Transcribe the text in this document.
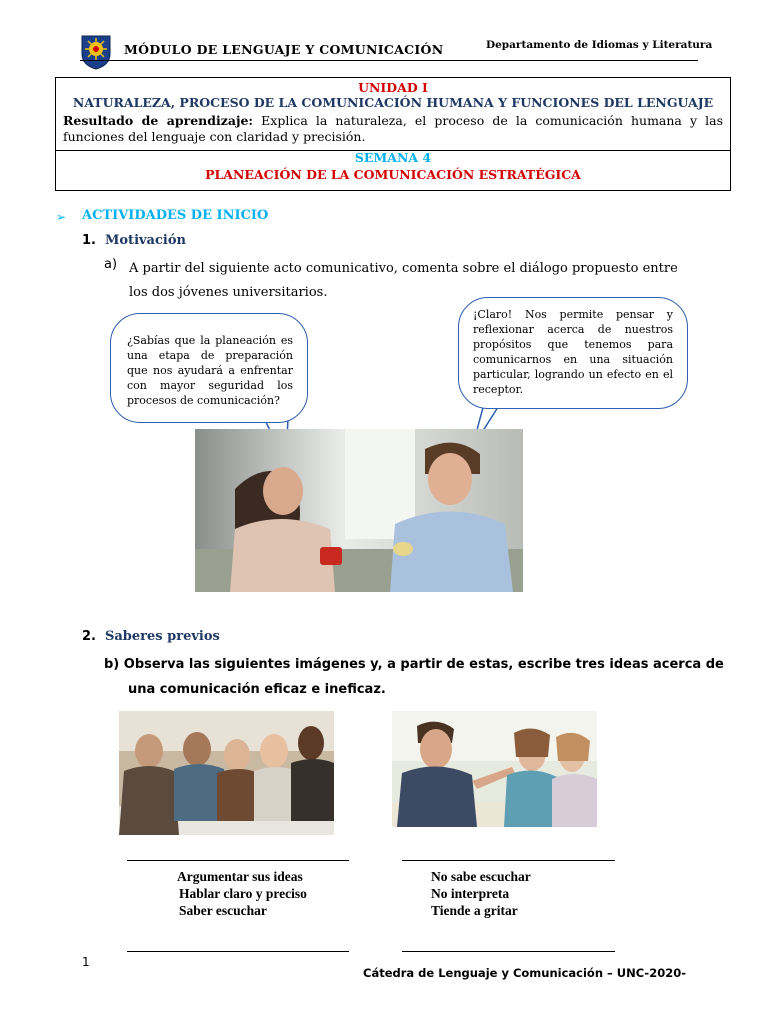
MÓDULO DE LENGUAJE Y COMUNICACIÓN	Departamento de Idiomas y Literatura
UNIDAD I
NATURALEZA, PROCESO DE LA COMUNICACIÓN HUMANA Y FUNCIONES DEL LENGUAJE
Resultado de aprendizaje: Explica la naturaleza, el proceso de la comunicación humana y las funciones del lenguaje con claridad y precisión.
SEMANA 4
PLANEACIÓN DE LA COMUNICACIÓN ESTRATÉGICA
➢ ACTIVIDADES DE INICIO
1. Motivación
a) A partir del siguiente acto comunicativo, comenta sobre el diálogo propuesto entre los dos jóvenes universitarios.
¿Sabías que la planeación es una etapa de preparación que nos ayudará a enfrentar con mayor seguridad los procesos de comunicación?
¡Claro! Nos permite pensar y reflexionar acerca de nuestros propósitos que tenemos para comunicarnos en una situación particular, logrando un efecto en el receptor.
2. Saberes previos
b) Observa las siguientes imágenes y, a partir de estas, escribe tres ideas acerca de
una comunicación eficaz e ineficaz.
Argumentar sus ideas
Hablar claro y preciso
Saber escuchar
No sabe escuchar
No interpreta
Tiende a gritar
1
Cátedra de Lenguaje y Comunicación – UNC-2020-
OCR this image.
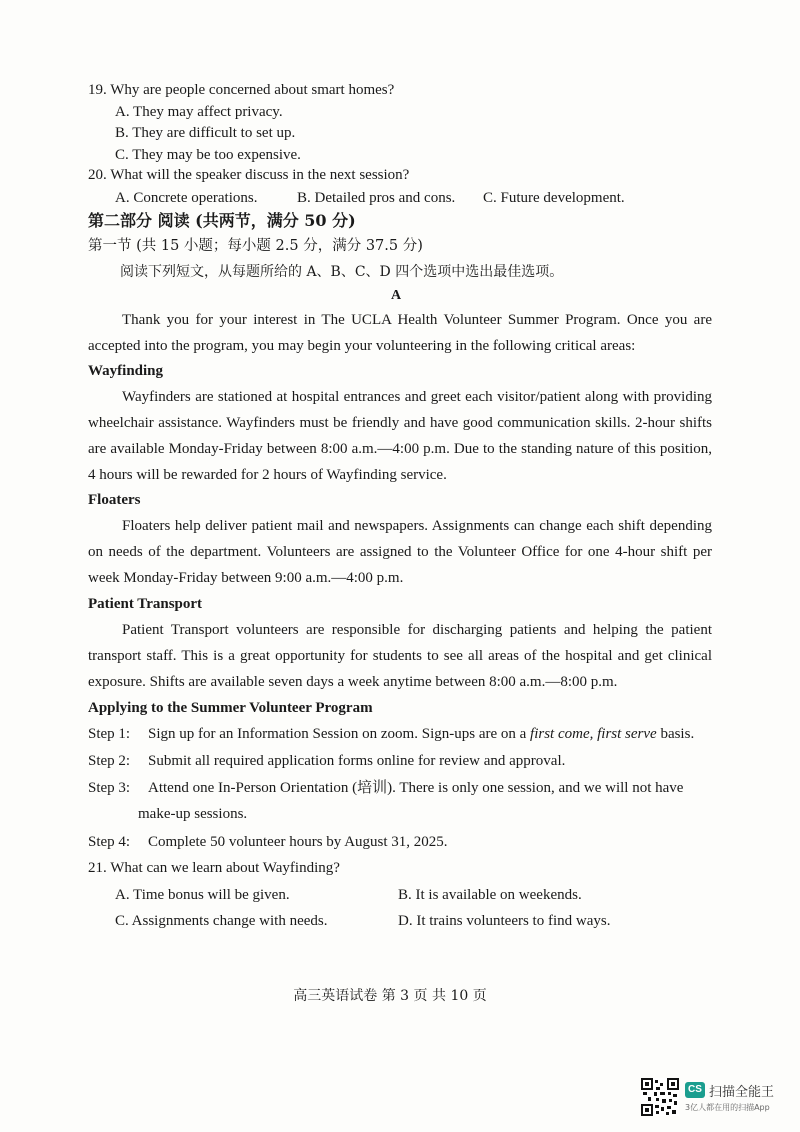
19. Why are people concerned about smart homes?
A. They may affect privacy.
B. They are difficult to set up.
C. They may be too expensive.
20. What will the speaker discuss in the next session?
A. Concrete operations.	B. Detailed pros and cons. C. Future development.
第二部分 阅读 (共两节，满分 50 分)
第一节 (共 15 小题；每小题 2.5 分，满分 37.5 分)
阅读下列短文，从每题所给的 A、B、C、D 四个选项中选出最佳选项。
A
Thank you for your interest in The UCLA Health Volunteer Summer Program. Once you are accepted into the program, you may begin your volunteering in the following critical areas:
Wayfinding
Wayfinders are stationed at hospital entrances and greet each visitor/patient along with providing wheelchair assistance. Wayfinders must be friendly and have good communication skills. 2-hour shifts are available Monday-Friday between 8:00 a.m.—4:00 p.m. Due to the standing nature of this position, 4 hours will be rewarded for 2 hours of Wayfinding service.
Floaters
Floaters help deliver patient mail and newspapers. Assignments can change each shift depending on needs of the department. Volunteers are assigned to the Volunteer Office for one 4-hour shift per week Monday-Friday between 9:00 a.m.—4:00 p.m.
Patient Transport
Patient Transport volunteers are responsible for discharging patients and helping the patient transport staff. This is a great opportunity for students to see all areas of the hospital and get clinical exposure. Shifts are available seven days a week anytime between 8:00 a.m.—8:00 p.m.
Applying to the Summer Volunteer Program
Step 1: Sign up for an Information Session on zoom. Sign-ups are on a first come, first serve basis.
Step 2: Submit all required application forms online for review and approval.
Step 3: Attend one In-Person Orientation (培训). There is only one session, and we will not have
make-up sessions.
Step 4: Complete 50 volunteer hours by August 31, 2025.
21. What can we learn about Wayfinding?
A. Time bonus will be given.	B. It is available on weekends.
C. Assignments change with needs.	D. It trains volunteers to find ways.
高三英语试卷 第 3 页 共 10 页
CS 扫描全能王
3亿人都在用的扫描App
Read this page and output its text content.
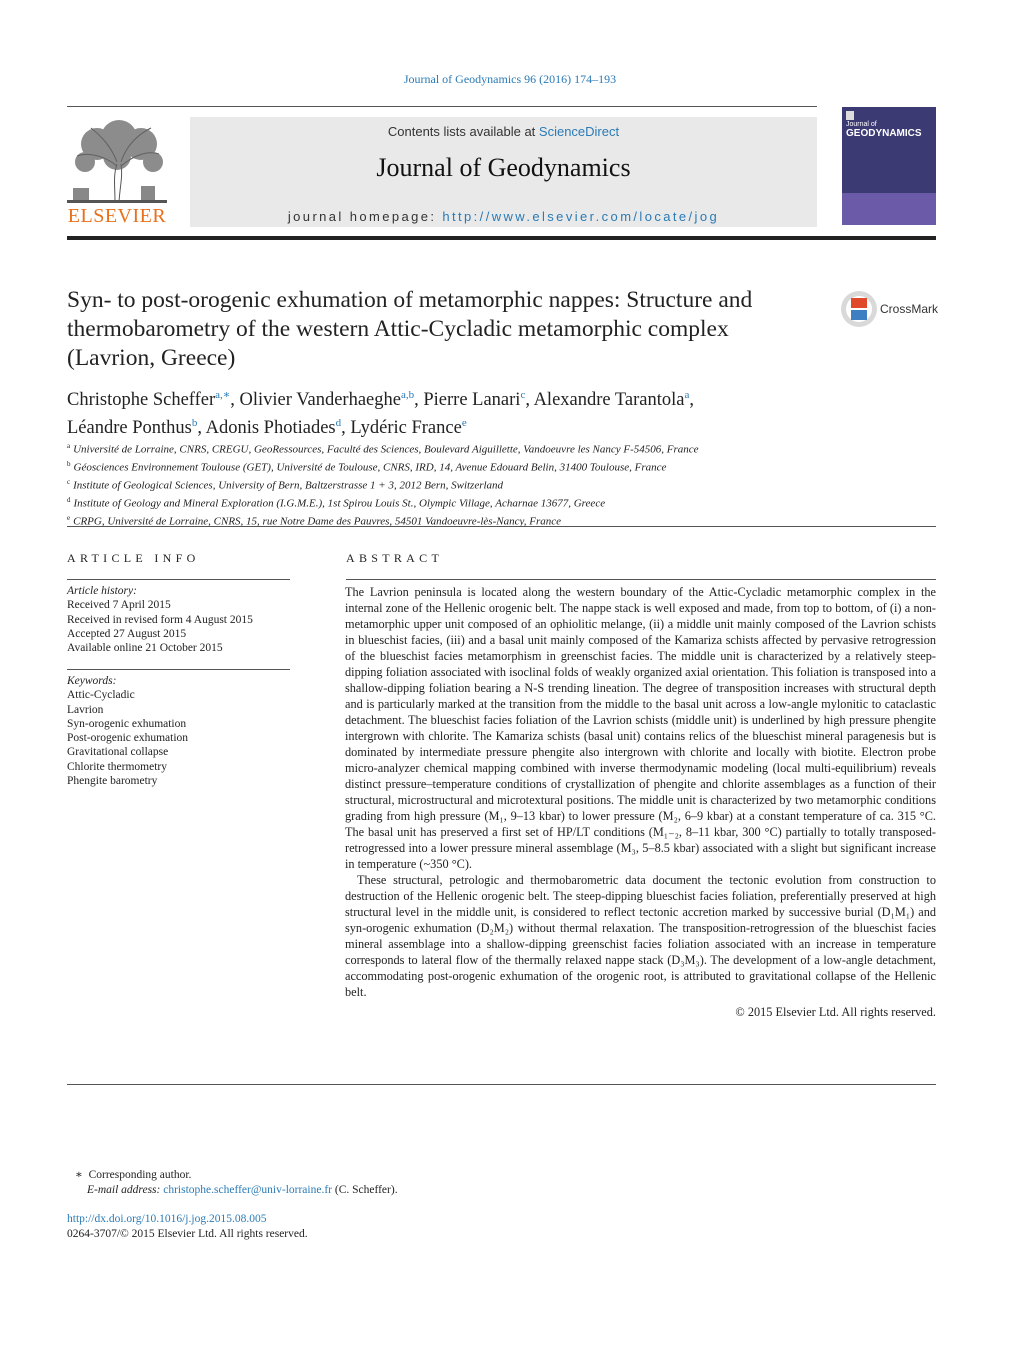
Journal of Geodynamics 96 (2016) 174–193
ELSEVIER
Contents lists available at ScienceDirect
Journal of Geodynamics
journal homepage: http://www.elsevier.com/locate/jog
Journal of
GEODYNAMICS
Syn- to post-orogenic exhumation of metamorphic nappes: Structure and thermobarometry of the western Attic-Cycladic metamorphic complex (Lavrion, Greece)
CrossMark
Christophe Scheffer$^{a,∗}$, Olivier Vanderhaeghe$^{a,b}$, Pierre Lanari$^c$, Alexandre Tarantola$^a$,
Léandre Ponthus$^b$, Adonis Photiades$^d$, Lydéric France$^e$
$^a$ Université de Lorraine, CNRS, CREGU, GeoRessources, Faculté des Sciences, Boulevard Aiguillette, Vandoeuvre les Nancy F-54506, France
$^b$ Géosciences Environnement Toulouse (GET), Université de Toulouse, CNRS, IRD, 14, Avenue Edouard Belin, 31400 Toulouse, France
$^c$ Institute of Geological Sciences, University of Bern, Baltzerstrasse 1 + 3, 2012 Bern, Switzerland
$^d$ Institute of Geology and Mineral Exploration (I.G.M.E.), 1st Spirou Louis St., Olympic Village, Acharnae 13677, Greece
$^e$ CRPG, Université de Lorraine, CNRS, 15, rue Notre Dame des Pauvres, 54501 Vandoeuvre-lès-Nancy, France
ARTICLE INFO	ABSTRACT
Article history:
Received 7 April 2015
Received in revised form 4 August 2015
Accepted 27 August 2015
Available online 21 October 2015
Keywords:
Attic-Cycladic
Lavrion
Syn-orogenic exhumation
Post-orogenic exhumation
Gravitational collapse
Chlorite thermometry
Phengite barometry

The Lavrion peninsula is located along the western boundary of the Attic-Cycladic metamorphic complex in the internal zone of the Hellenic orogenic belt. The nappe stack is well exposed and made, from top to bottom, of (i) a non-metamorphic upper unit composed of an ophiolitic melange, (ii) a middle unit mainly composed of the Lavrion schists in blueschist facies, (iii) and a basal unit mainly composed of the Kamariza schists affected by pervasive retrogression of the blueschist facies metamorphism in greenschist facies. The middle unit is characterized by a relatively steep-dipping foliation associated with isoclinal folds of weakly organized axial orientation. This foliation is transposed into a shallow-dipping foliation bearing a N-S trending lineation. The degree of transposition increases with structural depth and is particularly marked at the transition from the middle to the basal unit across a low-angle mylonitic to cataclastic detachment. The blueschist facies foliation of the Lavrion schists (middle unit) is underlined by high pressure phengite intergrown with chlorite. The Kamariza schists (basal unit) contains relics of the blueschist mineral paragenesis but is dominated by intermediate pressure phengite also intergrown with chlorite and locally with biotite. Electron probe micro-analyzer chemical mapping combined with inverse thermodynamic modeling (local multi-equilibrium) reveals distinct pressure–temperature conditions of crystallization of phengite and chlorite assemblages as a function of their structural, microstructural and microtextural positions. The middle unit is characterized by two metamorphic conditions grading from high pressure (M₁, 9–13 kbar) to lower pressure (M₂, 6–9 kbar) at a constant temperature of ca. 315 °C. The basal unit has preserved a first set of HP/LT conditions (M₁₋₂, 8–11 kbar, 300 °C) partially to totally transposed-retrogressed into a lower pressure mineral assemblage (M₃, 5–8.5 kbar) associated with a slight but significant increase in temperature (~350 °C).

These structural, petrologic and thermobarometric data document the tectonic evolution from construction to destruction of the Hellenic orogenic belt. The steep-dipping blueschist facies foliation, preferentially preserved at high structural level in the middle unit, is considered to reflect tectonic accretion marked by successive burial (D₁M₁) and syn-orogenic exhumation (D₂M₂) without thermal relaxation. The transposition-retrogression of the blueschist facies mineral assemblage into a shallow-dipping greenschist facies foliation associated with an increase in temperature corresponds to lateral flow of the thermally relaxed nappe stack (D₃M₃). The development of a low-angle detachment, accommodating post-orogenic exhumation of the orogenic root, is attributed to gravitational collapse of the Hellenic belt.

© 2015 Elsevier Ltd. All rights reserved.

∗ Corresponding author.
E-mail address: christophe.scheffer@univ-lorraine.fr (C. Scheffer).
http://dx.doi.org/10.1016/j.jog.2015.08.005
0264-3707/© 2015 Elsevier Ltd. All rights reserved.
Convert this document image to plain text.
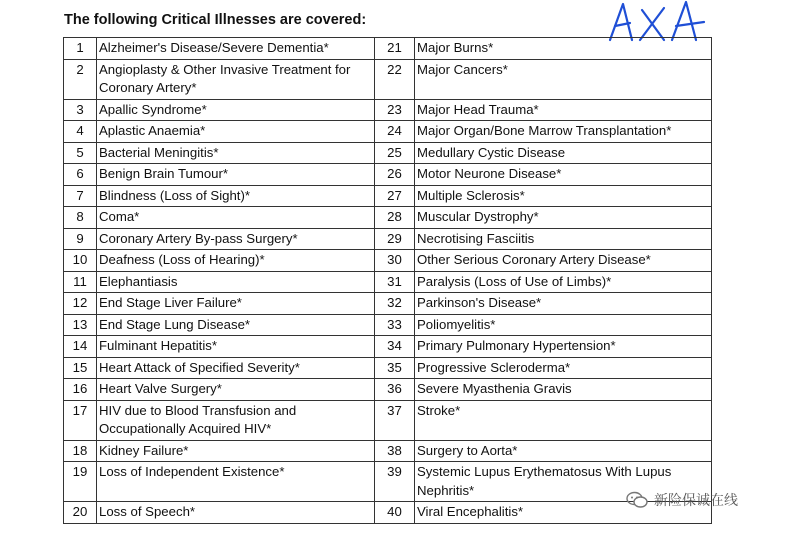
The following Critical Illnesses are covered:
1	Alzheimer's Disease/Severe Dementia*	21	Major Burns*
2	Angioplasty & Other Invasive Treatment for Coronary Artery*	22	Major Cancers*
3	Apallic Syndrome*	23	Major Head Trauma*
4	Aplastic Anaemia*	24	Major Organ/Bone Marrow Transplantation*
5	Bacterial Meningitis*	25	Medullary Cystic Disease
6	Benign Brain Tumour*	26	Motor Neurone Disease*
7	Blindness (Loss of Sight)*	27	Multiple Sclerosis*
8	Coma*	28	Muscular Dystrophy*
9	Coronary Artery By-pass Surgery*	29	Necrotising Fasciitis
10	Deafness (Loss of Hearing)*	30	Other Serious Coronary Artery Disease*
11	Elephantiasis	31	Paralysis (Loss of Use of Limbs)*
12	End Stage Liver Failure*	32	Parkinson's Disease*
13	End Stage Lung Disease*	33	Poliomyelitis*
14	Fulminant Hepatitis*	34	Primary Pulmonary Hypertension*
15	Heart Attack of Specified Severity*	35	Progressive Scleroderma*
16	Heart Valve Surgery*	36	Severe Myasthenia Gravis
17	HIV due to Blood Transfusion and Occupationally Acquired HIV*	37	Stroke*
18	Kidney Failure*	38	Surgery to Aorta*
19	Loss of Independent Existence*	39	Systemic Lupus Erythematosus With Lupus Nephritis*
20	Loss of Speech*	40	Viral Encephalitis*
新险保诚在线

^^^^

**Your goal**
From the line containing "Convert this document image to plain text." down to the last line of the data above, transcribe exactly those lines and no others; omit the pictures.

**Result**
Convert this document image to plain text.
The following Critical Illnesses are covered:
1	Alzheimer's Disease/Severe Dementia*	21	Major Burns*
2	Angioplasty & Other Invasive Treatment for Coronary Artery*	22	Major Cancers*
3	Apallic Syndrome*	23	Major Head Trauma*
4	Aplastic Anaemia*	24	Major Organ/Bone Marrow Transplantation*
5	Bacterial Meningitis*	25	Medullary Cystic Disease
6	Benign Brain Tumour*	26	Motor Neurone Disease*
7	Blindness (Loss of Sight)*	27	Multiple Sclerosis*
8	Coma*	28	Muscular Dystrophy*
9	Coronary Artery By-pass Surgery*	29	Necrotising Fasciitis
10	Deafness (Loss of Hearing)*	30	Other Serious Coronary Artery Disease*
11	Elephantiasis	31	Paralysis (Loss of Use of Limbs)*
12	End Stage Liver Failure*	32	Parkinson's Disease*
13	End Stage Lung Disease*	33	Poliomyelitis*
14	Fulminant Hepatitis*	34	Primary Pulmonary Hypertension*
15	Heart Attack of Specified Severity*	35	Progressive Scleroderma*
16	Heart Valve Surgery*	36	Severe Myasthenia Gravis
17	HIV due to Blood Transfusion and Occupationally Acquired HIV*	37	Stroke*
18	Kidney Failure*	38	Surgery to Aorta*
19	Loss of Independent Existence*	39	Systemic Lupus Erythematosus With Lupus Nephritis*
20	Loss of Speech*	40	Viral Encephalitis*
新险保诚在线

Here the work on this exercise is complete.